==== MATERIAL SUPPLIED ====

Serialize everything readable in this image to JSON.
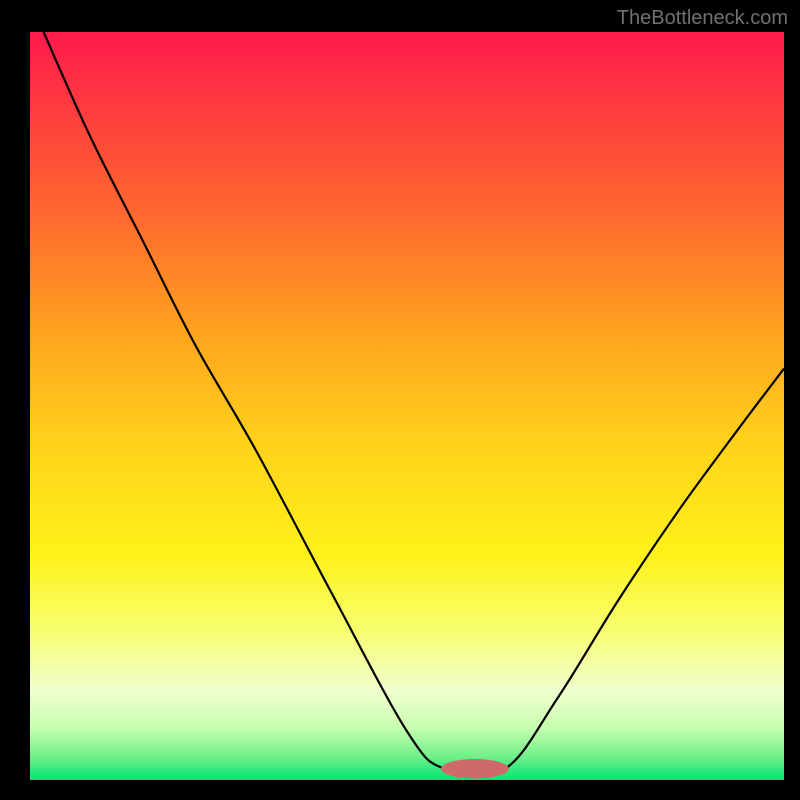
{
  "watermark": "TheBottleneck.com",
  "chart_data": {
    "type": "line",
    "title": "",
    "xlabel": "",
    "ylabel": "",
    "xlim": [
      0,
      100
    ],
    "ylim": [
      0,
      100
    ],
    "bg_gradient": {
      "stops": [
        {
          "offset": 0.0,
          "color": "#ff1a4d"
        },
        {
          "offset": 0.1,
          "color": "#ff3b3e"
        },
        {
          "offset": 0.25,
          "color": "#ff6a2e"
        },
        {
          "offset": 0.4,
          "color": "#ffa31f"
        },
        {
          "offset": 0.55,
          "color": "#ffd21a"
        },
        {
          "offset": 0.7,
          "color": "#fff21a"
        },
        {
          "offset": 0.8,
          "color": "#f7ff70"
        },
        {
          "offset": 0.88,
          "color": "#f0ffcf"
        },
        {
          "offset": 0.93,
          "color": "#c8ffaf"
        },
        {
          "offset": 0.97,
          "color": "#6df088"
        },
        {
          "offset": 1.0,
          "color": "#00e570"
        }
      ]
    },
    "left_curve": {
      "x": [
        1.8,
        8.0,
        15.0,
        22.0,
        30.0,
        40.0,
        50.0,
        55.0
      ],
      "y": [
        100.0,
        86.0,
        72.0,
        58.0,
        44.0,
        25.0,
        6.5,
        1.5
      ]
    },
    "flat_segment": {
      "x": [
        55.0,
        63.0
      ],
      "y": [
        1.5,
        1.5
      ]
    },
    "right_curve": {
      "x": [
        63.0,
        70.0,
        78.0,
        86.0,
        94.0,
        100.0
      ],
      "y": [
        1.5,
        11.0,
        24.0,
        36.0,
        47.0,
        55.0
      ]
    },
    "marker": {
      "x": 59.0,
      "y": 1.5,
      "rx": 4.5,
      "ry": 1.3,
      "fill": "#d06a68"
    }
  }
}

====

→ EXERCISE DIRECTIONS: Give all the lines above again, character for character, without pictures.

→ TASK RESULT:
Serialize everything readable in this image to JSON.
{
  "watermark": "TheBottleneck.com",
  "chart_data": {
    "type": "line",
    "title": "",
    "xlabel": "",
    "ylabel": "",
    "xlim": [
      0,
      100
    ],
    "ylim": [
      0,
      100
    ],
    "bg_gradient": {
      "stops": [
        {
          "offset": 0.0,
          "color": "#ff1a4d"
        },
        {
          "offset": 0.1,
          "color": "#ff3b3e"
        },
        {
          "offset": 0.25,
          "color": "#ff6a2e"
        },
        {
          "offset": 0.4,
          "color": "#ffa31f"
        },
        {
          "offset": 0.55,
          "color": "#ffd21a"
        },
        {
          "offset": 0.7,
          "color": "#fff21a"
        },
        {
          "offset": 0.8,
          "color": "#f7ff70"
        },
        {
          "offset": 0.88,
          "color": "#f0ffcf"
        },
        {
          "offset": 0.93,
          "color": "#c8ffaf"
        },
        {
          "offset": 0.97,
          "color": "#6df088"
        },
        {
          "offset": 1.0,
          "color": "#00e570"
        }
      ]
    },
    "left_curve": {
      "x": [
        1.8,
        8.0,
        15.0,
        22.0,
        30.0,
        40.0,
        50.0,
        55.0
      ],
      "y": [
        100.0,
        86.0,
        72.0,
        58.0,
        44.0,
        25.0,
        6.5,
        1.5
      ]
    },
    "flat_segment": {
      "x": [
        55.0,
        63.0
      ],
      "y": [
        1.5,
        1.5
      ]
    },
    "right_curve": {
      "x": [
        63.0,
        70.0,
        78.0,
        86.0,
        94.0,
        100.0
      ],
      "y": [
        1.5,
        11.0,
        24.0,
        36.0,
        47.0,
        55.0
      ]
    },
    "marker": {
      "x": 59.0,
      "y": 1.5,
      "rx": 4.5,
      "ry": 1.3,
      "fill": "#d06a68"
    }
  }
}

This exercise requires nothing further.